▸ **Document passage**:
################
2. Materials and Methods

2.1. Study Area

The study covers 722 PAs with a total area of 34,000 km2, and the surrounding buffer zones of each PA. The PAs are grouped into five management categories, based on the managing authorities. These include 493 Central Forest Reserves (CFR), 9 reserved areas under Dual Joint Management (DJM), 191 Local Forest Reserves (LFR), 10 National Parks (NP), and 14 Wild Life Reserves (WLR), (Figure 1). There were, however, nine small PAs (under the CFR management category) located within and around Lake Victoria that were eliminated from the study because carbon gain/loss data were not available. The subsequent analysis thus consists of 713 PAs, all of which were established earlier than the year 2007.

2.2. Data and Method

We obtained data for the location, shape and area of the 713 PAs from the World Resources Institute database, later used by the Ugandan National Forest Authority [13]. We extracted data on 12 years of forest carbon change as the sum of the above-ground and below-ground carbon for all PAs and their buffer zones from a wall-to-wall forest carbon change map of Uganda [30]. Svein et al. [30] estimated the below-ground carbon as 47% of the above-ground carbon, in reference to IPCC guidelines [31]. Unless specified, the forest carbon (the sum of above-ground and below-ground) will be hereafter referred to as carbon. The InSAR height changes were estimated from the SRTM X- and C-band DEMs acquired in year 2000 to a Tandem-X DEM based on acquisitions around 2012. Details of the processing and the product are described in Reference [30]. The wall-to-wall carbon change map had a 30 m spatial resolution, with the carbon change (gain or loss) (t/ha) estimated for each pixel. Carbon change was estimated from changes in the height of the scattering phase center in the forest canopy together with the land cover type. However, carbon gains for each pixel were not attributed to sources, i.e., the carbon map did not identify whether carbon gains for an individual pixel are due to forest growth (forest remaining forest) or due to area expansion (non-forest converted to forest). Similarly, carbon losses for each pixel were not attributed to potential sources, deforestation or forest degradation.
################
▸ **Supplied records**:

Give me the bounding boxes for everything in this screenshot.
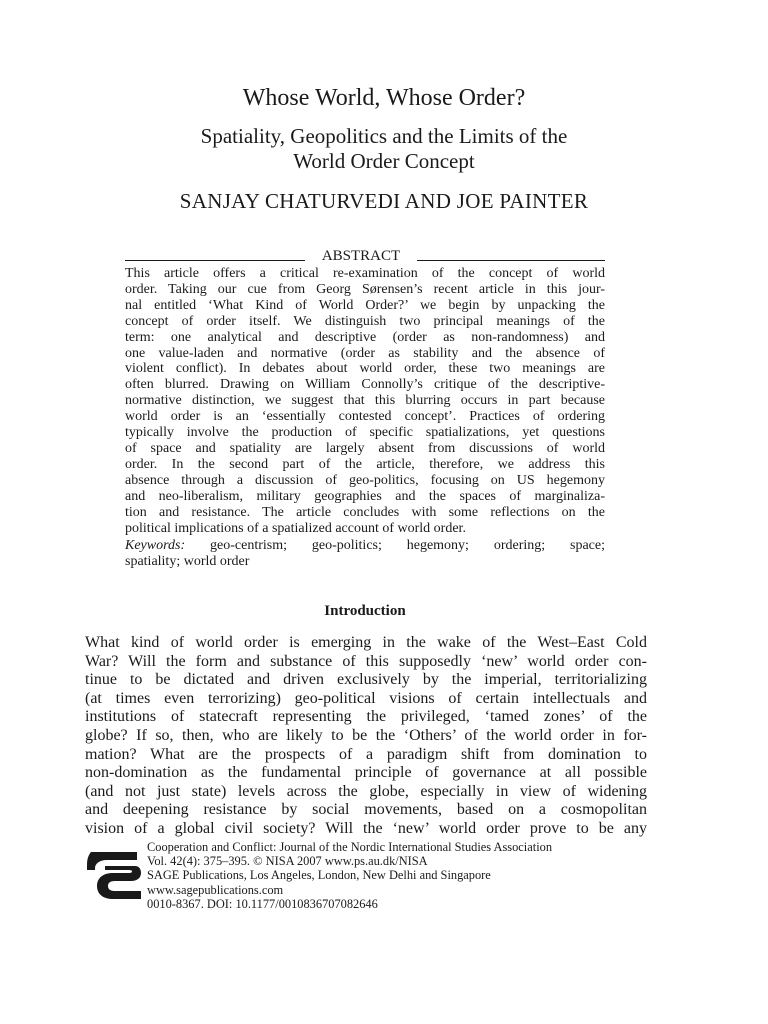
abstract-line: often blurred. Drawing on William Connolly’s critique of the descriptive- <box>125 377 605 393</box>
journal-footer <box>85 840 655 930</box>
body-line: What kind of world order is emerging in the wake of the West–East Cold <box>85 634 647 651</box>
abstract-line: violent conflict). In debates about world order, these two meanings are <box>125 361 605 377</box>
keywords-line: spatiality; world order <box>125 554 250 569</box>
abstract-line: typically involve the production of specific spatializations, yet questions <box>125 425 605 441</box>
keywords-line <box>125 538 605 554</box>
abstract-text <box>125 266 605 536</box>
abstract-line: order. In the second part of the article, therefore, we address this <box>125 456 605 472</box>
body-line: (at times even terrorizing) geo-political visions of certain intellectuals and <box>85 689 647 707</box>
abstract-line: concept of order itself. We distinguish two principal meanings of the <box>125 313 605 329</box>
abstract-line: political implications of a spatialized account of world order. <box>125 520 466 536</box>
abstract-line: term: one analytical and descriptive (order as non-randomness) and <box>125 329 605 345</box>
abstract-line: order. Taking our cue from Georg Sørensen’s recent article in this jour- <box>125 281 605 297</box>
body-line: (and not just state) levels across the globe, especially in view of widening <box>85 782 647 800</box>
abstract-line: nal entitled ‘What Kind of World Order?’ we begin by unpacking the <box>125 297 605 313</box>
keywords-list: geo-centrism; geo-politics; hegemony; ordering; space; <box>185 538 605 553</box>
body-line: non-domination as the fundamental principle of governance at all possible <box>85 764 647 782</box>
abstract-line: absence through a discussion of geo-politics, focusing on US hegemony <box>125 472 605 488</box>
abstract-rule-left <box>125 260 305 261</box>
abstract-line: world order is an ‘essentially contested concept’. Practices of ordering <box>125 409 605 425</box>
citation-website: www.sagepublications.com <box>147 882 284 897</box>
subtitle-line: World Order Concept <box>293 149 475 173</box>
abstract-line: tion and resistance. The article concludes with some reflections on the <box>125 504 605 520</box>
article-authors: SANJAY CHATURVEDI AND JOE PAINTER <box>179 189 589 213</box>
body-line: mation? What are the prospects of a paradigm shift from domination to <box>85 745 647 763</box>
citation-doi: 0010-8367. DOI: 10.1177/0010836707082646 <box>147 896 378 911</box>
citation-volume: Vol. 42(4): 375–395. © NISA 2007 www.ps.au.dk/NISA <box>147 854 428 869</box>
abstract-heading: ABSTRACT <box>321 248 401 264</box>
body-line: and deepening resistance by social movements, based on a cosmopolitan <box>85 801 647 819</box>
subtitle-line: Spatiality, Geopolitics and the Limits of the <box>200 124 568 148</box>
keywords-label: Keywords: <box>125 538 186 553</box>
abstract-line: one value-laden and normative (order as stability and the absence of <box>125 345 605 361</box>
body-line: War? Will the form and substance of this supposedly ‘new’ world order con- <box>85 652 647 670</box>
introduction-text <box>85 634 647 839</box>
sage-publisher-logo-icon <box>85 844 143 904</box>
abstract-rule-right <box>417 260 605 261</box>
body-line: institutions of statecraft representing the privileged, ‘tamed zones’ of the <box>85 708 647 726</box>
abstract-heading-row <box>125 246 605 266</box>
abstract-line: normative distinction, we suggest that this blurring occurs in part because <box>125 393 605 409</box>
body-line: tinue to be dictated and driven exclusively by the imperial, territorializing <box>85 671 647 689</box>
section-heading-introduction: Introduction <box>324 603 406 619</box>
article-title: Whose World, Whose Order? <box>242 85 526 111</box>
body-line: globe? If so, then, who are likely to be the ‘Others’ of the world order in for- <box>85 726 647 744</box>
abstract-line: and neo-liberalism, military geographies and the spaces of marginaliza- <box>125 488 605 504</box>
article-subtitle <box>0 124 768 174</box>
journal-citation <box>147 840 657 911</box>
citation-publisher: SAGE Publications, Los Angeles, London, New Delhi and Singapore <box>147 868 491 883</box>
abstract-line: This article offers a critical re-examination of the concept of world <box>125 266 605 281</box>
body-line: vision of a global civil society? Will the ‘new’ world order prove to be any <box>85 819 647 837</box>
keywords-block <box>125 538 605 570</box>
abstract-line: of space and spatiality are largely absent from discussions of world <box>125 440 605 456</box>
citation-journal: Cooperation and Conflict: Journal of the Nordic International Studies Association <box>147 840 553 854</box>
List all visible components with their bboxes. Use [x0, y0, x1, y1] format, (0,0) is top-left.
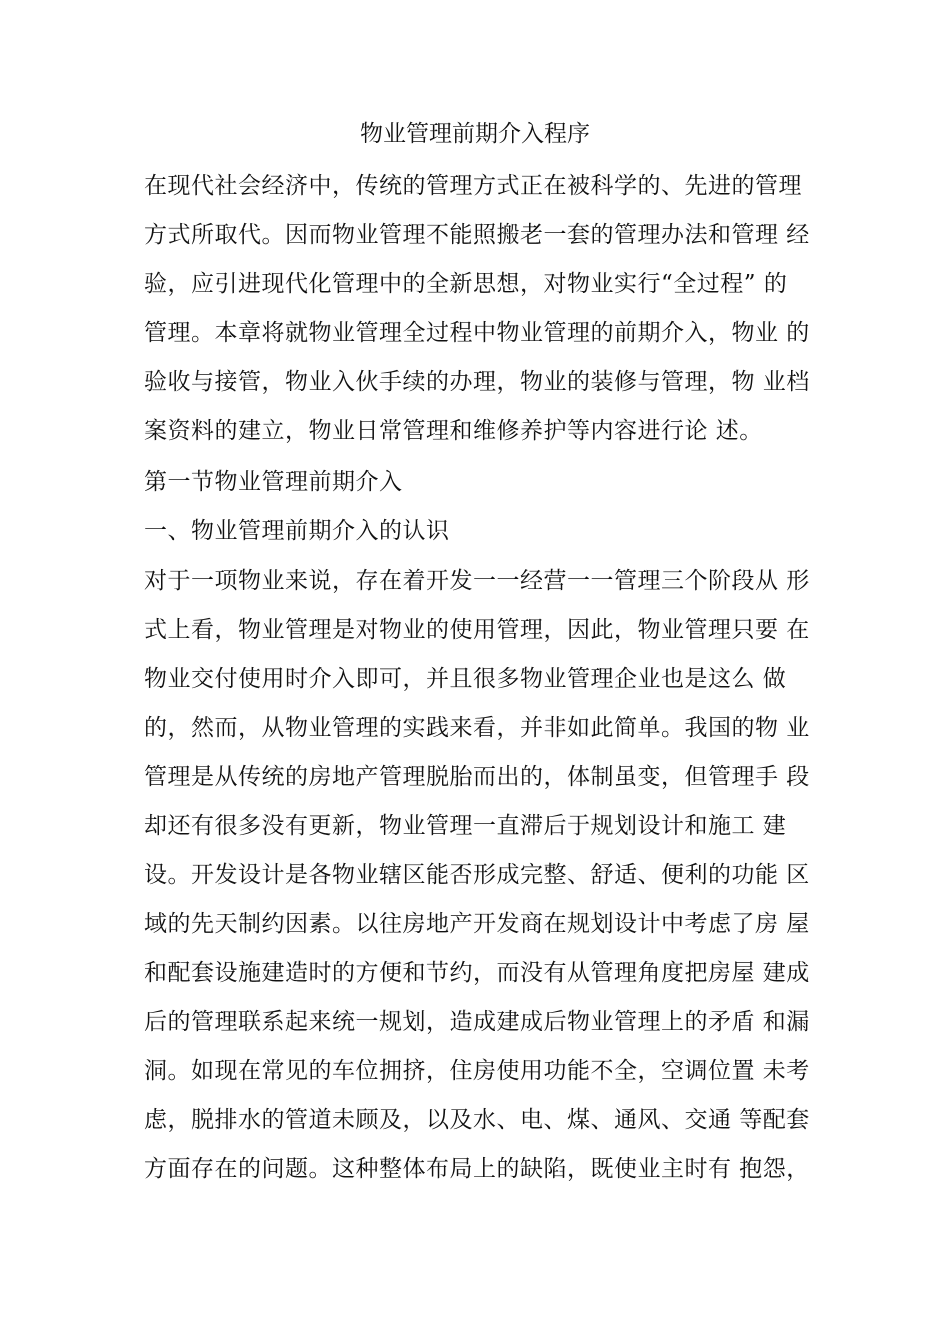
################
▸ **The tasks**:
**a.** In the entries, repeat verbatim the lines from the one containing "abstract-line: often blurred." up to and including the one containing "abstract-line: term: one".
**b.** Go on with the methods section on forest carbon change in Uganda's protected areas from where it stops.

▸ **Results of the tasks**:
**a.**
abstract-line: often blurred. Drawing on William Connolly’s critique of the descriptive- <box>125 377 605 393</box>
journal-footer <box>85 840 655 930</box>
body-line: What kind of world order is emerging in the wake of the West–East Cold <box>85 634 647 651</box>
abstract-line: violent conflict). In debates about world order, these two meanings are <box>125 361 605 377</box>
keywords-line: spatiality; world order <box>125 554 250 569</box>
abstract-line: typically involve the production of specific spatializations, yet questions <box>125 425 605 441</box>
keywords-line <box>125 538 605 554</box>
abstract-text <box>125 266 605 536</box>
abstract-line: order. In the second part of the article, therefore, we address this <box>125 456 605 472</box>
body-line: (at times even terrorizing) geo-political visions of certain intellectuals and <box>85 689 647 707</box>
abstract-line: concept of order itself. We distinguish two principal meanings of the <box>125 313 605 329</box>
abstract-line: political implications of a spatialized account of world order. <box>125 520 466 536</box>
abstract-line: term: one analytical and descriptive (order as non-randomness) and <box>125 329 605 345</box>

**b.**
We extracted carbon change data for buffer zones from concentric bands of 0–0.5 km, 0.5–1 km, 1–5 km and 5–10 km surrounding the boundary of each PA. Similarly, mean carbon change was estimated for the same intervals inside the PA boundaries. Figure 2 illustrates the methodology adopted for the construction of the concentric bands, inside and outside PA boundaries, for calculation of mean carbon change. For the construction of the concentric bands in the external buffer zones, areas that fall either on another PA, water bodies, or outside of the territories of Uganda were excluded. For those PAs where the inner buffers were not possible to construct (i.e., size of the PA smaller than the concentric band area), the mean carbon change for that concentric band was estimated as the mean carbon change for the entire PA.

2.3. Statistical Analysis

Carbon change: Total carbon change (gain and loss) of each PA and within each concentric band for the period are estimated as the mean of individual pixel values scaled up to per ha (t/ha) multiplied by the area (ha) of each PA. We used one way analysis of variance (ANOVA) to test for differences in the mean carbon change among the five PA management categories (CFR, DJM, LFR, NP, WLR). Following ANOVA, we used Fisher’s Least Significant Difference (LSD) for a pairwise comparison of the mean carbon change between management categories.
Effectiveness of a PA: Ideally, information on carbon stock before and after establishment of a PA may be appropriate to determine effectiveness of a PA management. Furthermore, effectiveness could be quantitatively measured against the objectives of the establishment of a PA. Information before PA establishment is not available and the purpose of PA establishments is not carbon sequestration or conservation. For this particular analysis, we thus independently defined effectiveness as follows. A PA is “Effective” if carbon has increased or maintained carbon stock during the monitoring period (2000–2012), an approach similar to (e.g., [32]).
Local leakage: A local leakage is when the impact of a protection inside the effective PAs may be associated with significant carbon losses in the surrounding areas [21]. Accordingly, leakage in an effective PA was considered present if the surrounding buffer zones had lost considerable carbon. Statistically, in this study, leakage is evident if the mean differences between the carbon gain inside the boundary of an effective PA and the loss in the corresponding outside buffer zones are significant. To evaluate the possibility of local leakage, we used pairwise t-test by management category comparing the differences in the mean of carbon changes between the internal and the corresponding external concentric bands. Three of the five management categories, DJM, WLR and NP consisted of only a few effective PAs n = 6, n = 8 and n = 5, respectively. Due to a low number of observations in these three cases, the samples cannot be assumed to be normally distributed, in which case the paired t-test may not be robust. Therefore, for these three PA categories, we used the exact Wilcoxon rank-sum test [33], a non-parametric equivalent of the paired t-test.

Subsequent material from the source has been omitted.